From the listing, collect all lines containing the word "values".
········
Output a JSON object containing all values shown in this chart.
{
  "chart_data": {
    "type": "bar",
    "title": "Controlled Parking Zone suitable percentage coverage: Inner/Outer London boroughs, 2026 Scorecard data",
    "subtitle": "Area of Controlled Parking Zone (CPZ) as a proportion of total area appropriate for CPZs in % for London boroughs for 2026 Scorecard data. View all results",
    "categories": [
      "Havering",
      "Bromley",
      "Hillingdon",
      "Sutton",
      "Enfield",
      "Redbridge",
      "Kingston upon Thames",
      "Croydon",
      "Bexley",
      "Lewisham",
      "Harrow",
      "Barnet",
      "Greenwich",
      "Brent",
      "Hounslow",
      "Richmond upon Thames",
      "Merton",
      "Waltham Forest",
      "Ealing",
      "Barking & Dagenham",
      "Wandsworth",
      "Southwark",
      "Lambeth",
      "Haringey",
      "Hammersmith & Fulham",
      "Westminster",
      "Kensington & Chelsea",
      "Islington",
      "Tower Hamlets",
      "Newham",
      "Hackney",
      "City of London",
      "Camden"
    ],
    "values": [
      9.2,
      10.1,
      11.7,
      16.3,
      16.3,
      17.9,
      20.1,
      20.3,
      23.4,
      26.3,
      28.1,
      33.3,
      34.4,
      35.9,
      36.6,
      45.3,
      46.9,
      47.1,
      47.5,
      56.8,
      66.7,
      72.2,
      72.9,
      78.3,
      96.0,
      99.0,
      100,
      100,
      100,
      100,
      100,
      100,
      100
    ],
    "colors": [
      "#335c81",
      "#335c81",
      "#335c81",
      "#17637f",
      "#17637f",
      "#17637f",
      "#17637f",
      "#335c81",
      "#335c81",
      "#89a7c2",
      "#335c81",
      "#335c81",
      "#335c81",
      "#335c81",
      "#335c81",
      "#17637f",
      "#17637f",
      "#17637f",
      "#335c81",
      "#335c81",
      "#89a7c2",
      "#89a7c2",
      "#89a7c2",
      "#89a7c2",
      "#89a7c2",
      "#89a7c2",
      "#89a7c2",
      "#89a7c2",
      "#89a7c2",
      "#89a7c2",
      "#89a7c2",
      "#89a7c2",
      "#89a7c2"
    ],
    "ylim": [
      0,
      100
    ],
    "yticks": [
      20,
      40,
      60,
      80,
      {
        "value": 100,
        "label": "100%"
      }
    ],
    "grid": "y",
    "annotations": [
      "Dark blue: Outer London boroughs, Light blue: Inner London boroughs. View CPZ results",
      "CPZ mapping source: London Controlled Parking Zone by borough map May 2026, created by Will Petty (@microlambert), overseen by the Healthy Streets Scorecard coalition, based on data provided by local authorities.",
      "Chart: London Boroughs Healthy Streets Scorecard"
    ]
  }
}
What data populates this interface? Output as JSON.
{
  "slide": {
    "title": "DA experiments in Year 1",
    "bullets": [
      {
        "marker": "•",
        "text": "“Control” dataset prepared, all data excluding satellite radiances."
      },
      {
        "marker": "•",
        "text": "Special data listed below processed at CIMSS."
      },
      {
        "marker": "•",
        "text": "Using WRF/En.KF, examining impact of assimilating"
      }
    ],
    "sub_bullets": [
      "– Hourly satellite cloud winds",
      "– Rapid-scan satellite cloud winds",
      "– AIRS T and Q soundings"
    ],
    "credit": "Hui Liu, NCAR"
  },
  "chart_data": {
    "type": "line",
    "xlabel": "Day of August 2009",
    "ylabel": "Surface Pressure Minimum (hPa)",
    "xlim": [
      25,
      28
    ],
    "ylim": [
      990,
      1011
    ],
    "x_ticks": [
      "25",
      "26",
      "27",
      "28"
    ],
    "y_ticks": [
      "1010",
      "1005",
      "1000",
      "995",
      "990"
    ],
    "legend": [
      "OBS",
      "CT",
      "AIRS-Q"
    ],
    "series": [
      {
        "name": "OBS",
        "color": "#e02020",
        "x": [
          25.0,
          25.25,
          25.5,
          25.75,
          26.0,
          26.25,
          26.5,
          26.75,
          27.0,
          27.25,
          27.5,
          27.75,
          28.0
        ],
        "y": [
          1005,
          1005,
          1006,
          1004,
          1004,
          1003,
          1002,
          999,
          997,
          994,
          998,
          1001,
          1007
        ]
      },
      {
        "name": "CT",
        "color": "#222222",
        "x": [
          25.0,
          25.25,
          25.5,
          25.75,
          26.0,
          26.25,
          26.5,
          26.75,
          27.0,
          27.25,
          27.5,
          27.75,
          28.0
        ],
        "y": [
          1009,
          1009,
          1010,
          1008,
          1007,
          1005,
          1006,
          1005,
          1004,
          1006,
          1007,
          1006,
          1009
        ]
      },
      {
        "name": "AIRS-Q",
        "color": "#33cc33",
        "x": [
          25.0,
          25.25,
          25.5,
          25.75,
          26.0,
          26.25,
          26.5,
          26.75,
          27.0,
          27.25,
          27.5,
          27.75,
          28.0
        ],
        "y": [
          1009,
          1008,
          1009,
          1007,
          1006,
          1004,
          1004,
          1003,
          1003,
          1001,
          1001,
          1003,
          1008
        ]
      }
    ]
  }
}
········
• ANSWER TO THIS PROBLEM:
Output a JSON object containing all values shown in this chart.
    "values": [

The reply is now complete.